## What is being asked:
Find each line with "xlabel" and copy it.

## Data shown:
____

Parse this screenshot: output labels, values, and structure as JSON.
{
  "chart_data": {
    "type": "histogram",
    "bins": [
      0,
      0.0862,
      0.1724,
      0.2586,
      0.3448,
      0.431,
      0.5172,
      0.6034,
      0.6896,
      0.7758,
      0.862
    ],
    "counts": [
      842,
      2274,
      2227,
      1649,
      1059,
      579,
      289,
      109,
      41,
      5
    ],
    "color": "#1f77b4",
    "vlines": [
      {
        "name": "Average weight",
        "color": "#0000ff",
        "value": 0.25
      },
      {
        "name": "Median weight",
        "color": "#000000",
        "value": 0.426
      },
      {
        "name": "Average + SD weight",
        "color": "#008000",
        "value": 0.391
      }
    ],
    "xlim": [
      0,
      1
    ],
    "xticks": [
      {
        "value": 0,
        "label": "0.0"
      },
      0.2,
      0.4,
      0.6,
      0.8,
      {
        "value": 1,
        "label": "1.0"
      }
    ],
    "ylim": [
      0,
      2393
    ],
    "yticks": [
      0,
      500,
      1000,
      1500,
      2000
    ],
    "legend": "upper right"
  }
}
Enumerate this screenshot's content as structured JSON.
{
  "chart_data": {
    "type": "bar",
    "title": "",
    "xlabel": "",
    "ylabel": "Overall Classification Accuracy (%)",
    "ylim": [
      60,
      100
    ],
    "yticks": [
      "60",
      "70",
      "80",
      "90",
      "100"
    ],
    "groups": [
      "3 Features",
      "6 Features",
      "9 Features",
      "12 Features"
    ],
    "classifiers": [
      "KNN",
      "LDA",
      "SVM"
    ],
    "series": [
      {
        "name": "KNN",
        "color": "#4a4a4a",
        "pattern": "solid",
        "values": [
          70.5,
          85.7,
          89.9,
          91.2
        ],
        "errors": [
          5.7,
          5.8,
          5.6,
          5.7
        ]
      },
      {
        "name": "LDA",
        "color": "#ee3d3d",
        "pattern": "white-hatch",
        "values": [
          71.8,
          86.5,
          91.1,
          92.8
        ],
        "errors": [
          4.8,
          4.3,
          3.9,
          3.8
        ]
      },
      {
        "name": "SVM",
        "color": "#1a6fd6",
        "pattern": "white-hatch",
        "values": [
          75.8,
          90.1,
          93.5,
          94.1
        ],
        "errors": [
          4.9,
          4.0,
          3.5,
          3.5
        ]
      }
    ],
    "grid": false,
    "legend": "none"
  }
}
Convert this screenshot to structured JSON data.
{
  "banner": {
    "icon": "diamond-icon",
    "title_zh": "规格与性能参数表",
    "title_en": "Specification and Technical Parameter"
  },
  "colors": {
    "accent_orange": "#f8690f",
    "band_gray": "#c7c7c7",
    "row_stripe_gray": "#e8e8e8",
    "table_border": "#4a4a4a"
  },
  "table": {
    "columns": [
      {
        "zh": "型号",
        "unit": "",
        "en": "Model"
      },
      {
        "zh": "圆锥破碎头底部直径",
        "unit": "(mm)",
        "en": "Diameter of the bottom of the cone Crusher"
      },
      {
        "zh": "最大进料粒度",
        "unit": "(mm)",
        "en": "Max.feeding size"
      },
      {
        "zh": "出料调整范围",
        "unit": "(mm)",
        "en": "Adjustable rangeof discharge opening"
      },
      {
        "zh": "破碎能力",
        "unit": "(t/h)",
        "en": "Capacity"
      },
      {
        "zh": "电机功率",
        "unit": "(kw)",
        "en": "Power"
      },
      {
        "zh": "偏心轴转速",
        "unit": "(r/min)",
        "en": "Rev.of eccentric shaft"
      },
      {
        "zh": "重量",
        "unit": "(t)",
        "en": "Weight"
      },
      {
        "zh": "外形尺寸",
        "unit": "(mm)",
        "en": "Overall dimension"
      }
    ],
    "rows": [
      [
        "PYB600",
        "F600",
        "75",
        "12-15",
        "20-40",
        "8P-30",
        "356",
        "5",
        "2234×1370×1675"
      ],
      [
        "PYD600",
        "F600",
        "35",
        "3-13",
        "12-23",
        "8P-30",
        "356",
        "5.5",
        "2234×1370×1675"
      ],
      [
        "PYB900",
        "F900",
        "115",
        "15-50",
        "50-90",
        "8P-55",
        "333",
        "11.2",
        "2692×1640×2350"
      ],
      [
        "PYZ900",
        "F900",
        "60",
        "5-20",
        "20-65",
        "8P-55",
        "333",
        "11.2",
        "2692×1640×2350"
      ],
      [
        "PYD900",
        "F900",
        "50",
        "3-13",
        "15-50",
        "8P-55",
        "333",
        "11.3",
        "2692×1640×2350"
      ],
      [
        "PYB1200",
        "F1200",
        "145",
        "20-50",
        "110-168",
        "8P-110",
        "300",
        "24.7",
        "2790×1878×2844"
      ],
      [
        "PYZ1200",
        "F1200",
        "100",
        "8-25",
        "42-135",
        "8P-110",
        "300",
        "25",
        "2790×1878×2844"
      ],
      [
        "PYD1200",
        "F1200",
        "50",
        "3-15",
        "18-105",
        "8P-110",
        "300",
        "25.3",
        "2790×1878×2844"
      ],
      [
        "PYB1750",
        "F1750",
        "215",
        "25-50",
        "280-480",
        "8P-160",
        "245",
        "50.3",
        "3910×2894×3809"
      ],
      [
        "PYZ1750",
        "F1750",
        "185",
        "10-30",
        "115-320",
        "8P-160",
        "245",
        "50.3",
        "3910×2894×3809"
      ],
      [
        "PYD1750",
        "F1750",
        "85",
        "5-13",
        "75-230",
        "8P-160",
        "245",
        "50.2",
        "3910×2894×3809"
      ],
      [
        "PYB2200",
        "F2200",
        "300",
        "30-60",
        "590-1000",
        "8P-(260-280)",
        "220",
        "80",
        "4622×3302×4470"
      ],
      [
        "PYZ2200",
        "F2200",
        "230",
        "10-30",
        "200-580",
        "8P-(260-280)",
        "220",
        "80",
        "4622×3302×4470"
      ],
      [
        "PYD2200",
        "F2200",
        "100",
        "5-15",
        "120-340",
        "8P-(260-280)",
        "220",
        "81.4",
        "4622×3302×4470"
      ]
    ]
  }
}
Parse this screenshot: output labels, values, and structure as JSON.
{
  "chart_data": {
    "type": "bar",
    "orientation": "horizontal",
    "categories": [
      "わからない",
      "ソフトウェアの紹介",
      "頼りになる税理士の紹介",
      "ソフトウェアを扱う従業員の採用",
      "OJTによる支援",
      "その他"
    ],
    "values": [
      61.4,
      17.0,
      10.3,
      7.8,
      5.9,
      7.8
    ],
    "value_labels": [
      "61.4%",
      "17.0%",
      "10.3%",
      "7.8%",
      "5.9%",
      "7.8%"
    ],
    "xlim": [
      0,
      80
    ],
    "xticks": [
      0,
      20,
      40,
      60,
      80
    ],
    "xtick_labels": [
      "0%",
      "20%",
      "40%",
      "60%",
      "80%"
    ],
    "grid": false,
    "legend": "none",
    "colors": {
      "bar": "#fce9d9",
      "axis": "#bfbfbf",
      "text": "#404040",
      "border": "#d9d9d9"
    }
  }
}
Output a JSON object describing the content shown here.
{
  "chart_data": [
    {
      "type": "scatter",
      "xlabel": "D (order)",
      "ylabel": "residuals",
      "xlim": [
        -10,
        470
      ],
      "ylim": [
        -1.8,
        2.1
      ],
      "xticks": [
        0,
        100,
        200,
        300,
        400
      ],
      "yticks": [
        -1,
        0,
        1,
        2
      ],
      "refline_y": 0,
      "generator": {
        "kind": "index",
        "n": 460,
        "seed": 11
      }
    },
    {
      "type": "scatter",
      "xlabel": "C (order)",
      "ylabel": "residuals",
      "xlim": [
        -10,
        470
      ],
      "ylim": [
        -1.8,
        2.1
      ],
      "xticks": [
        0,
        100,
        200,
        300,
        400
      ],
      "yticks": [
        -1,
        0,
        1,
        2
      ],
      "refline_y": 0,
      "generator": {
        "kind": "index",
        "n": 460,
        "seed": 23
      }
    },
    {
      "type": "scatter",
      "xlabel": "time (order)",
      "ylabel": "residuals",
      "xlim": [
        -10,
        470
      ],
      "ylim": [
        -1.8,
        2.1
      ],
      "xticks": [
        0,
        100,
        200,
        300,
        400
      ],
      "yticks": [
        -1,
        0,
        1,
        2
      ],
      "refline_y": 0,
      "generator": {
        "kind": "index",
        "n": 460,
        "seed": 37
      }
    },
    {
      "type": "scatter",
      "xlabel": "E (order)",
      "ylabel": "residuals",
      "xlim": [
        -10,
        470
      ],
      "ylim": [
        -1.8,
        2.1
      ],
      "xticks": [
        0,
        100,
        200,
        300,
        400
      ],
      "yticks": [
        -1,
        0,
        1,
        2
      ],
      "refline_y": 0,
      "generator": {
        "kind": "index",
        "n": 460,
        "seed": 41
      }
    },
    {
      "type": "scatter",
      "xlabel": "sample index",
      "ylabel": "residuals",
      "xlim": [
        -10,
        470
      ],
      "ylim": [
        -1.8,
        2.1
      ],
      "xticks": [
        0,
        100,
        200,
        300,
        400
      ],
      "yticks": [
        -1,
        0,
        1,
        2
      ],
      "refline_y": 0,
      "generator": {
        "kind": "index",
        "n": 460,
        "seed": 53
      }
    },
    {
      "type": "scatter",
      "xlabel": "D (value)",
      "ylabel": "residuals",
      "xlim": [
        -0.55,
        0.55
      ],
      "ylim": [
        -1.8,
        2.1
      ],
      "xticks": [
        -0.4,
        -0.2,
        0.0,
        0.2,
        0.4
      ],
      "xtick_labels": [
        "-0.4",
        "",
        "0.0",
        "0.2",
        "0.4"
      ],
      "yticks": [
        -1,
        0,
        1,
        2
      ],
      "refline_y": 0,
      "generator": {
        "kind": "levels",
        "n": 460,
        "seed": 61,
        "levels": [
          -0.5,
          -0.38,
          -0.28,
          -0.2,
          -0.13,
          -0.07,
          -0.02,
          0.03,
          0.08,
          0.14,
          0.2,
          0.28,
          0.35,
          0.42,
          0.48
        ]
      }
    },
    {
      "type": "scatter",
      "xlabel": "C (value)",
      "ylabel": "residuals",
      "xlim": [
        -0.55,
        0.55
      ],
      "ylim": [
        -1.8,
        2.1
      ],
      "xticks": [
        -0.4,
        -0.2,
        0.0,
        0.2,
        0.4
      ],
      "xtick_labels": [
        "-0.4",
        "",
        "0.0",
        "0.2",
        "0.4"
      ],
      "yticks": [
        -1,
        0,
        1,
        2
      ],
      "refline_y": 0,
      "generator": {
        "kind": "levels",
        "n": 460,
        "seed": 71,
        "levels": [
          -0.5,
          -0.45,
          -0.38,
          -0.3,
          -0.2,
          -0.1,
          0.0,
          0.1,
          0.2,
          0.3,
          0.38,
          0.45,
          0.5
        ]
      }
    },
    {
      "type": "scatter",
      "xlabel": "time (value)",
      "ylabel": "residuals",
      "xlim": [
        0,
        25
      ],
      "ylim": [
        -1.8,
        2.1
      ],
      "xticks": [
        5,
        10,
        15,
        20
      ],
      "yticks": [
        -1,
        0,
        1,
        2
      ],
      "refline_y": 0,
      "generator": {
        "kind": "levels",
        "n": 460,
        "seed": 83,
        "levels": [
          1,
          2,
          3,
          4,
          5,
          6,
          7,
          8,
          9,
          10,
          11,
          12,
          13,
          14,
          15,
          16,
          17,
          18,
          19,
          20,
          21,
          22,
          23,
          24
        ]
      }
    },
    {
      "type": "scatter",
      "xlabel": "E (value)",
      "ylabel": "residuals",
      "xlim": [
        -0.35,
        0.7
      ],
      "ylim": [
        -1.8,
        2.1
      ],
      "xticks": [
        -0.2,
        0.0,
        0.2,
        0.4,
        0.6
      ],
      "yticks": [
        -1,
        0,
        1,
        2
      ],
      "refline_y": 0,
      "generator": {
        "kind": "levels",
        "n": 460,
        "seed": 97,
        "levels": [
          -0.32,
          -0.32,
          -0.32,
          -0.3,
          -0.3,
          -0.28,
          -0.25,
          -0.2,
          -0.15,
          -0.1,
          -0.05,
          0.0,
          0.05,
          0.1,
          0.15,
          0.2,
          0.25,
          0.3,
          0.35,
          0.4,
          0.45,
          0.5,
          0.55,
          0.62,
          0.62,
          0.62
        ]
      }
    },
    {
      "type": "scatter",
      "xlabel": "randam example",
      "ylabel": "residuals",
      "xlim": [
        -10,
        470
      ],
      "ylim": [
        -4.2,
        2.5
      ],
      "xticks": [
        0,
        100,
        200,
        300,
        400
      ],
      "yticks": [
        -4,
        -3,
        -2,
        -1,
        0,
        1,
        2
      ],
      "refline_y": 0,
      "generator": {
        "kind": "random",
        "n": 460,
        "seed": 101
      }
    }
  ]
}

____

## Written answer:
    "xlabel": "",
      "xlabel": "D (order)",
      "xlabel": "C (order)",
      "xlabel": "time (order)",
      "xlabel": "E (order)",
      "xlabel": "sample index",
      "xlabel": "D (value)",
      "xlabel": "C (value)",
      "xlabel": "time (value)",
      "xlabel": "E (value)",
      "xlabel": "randam example",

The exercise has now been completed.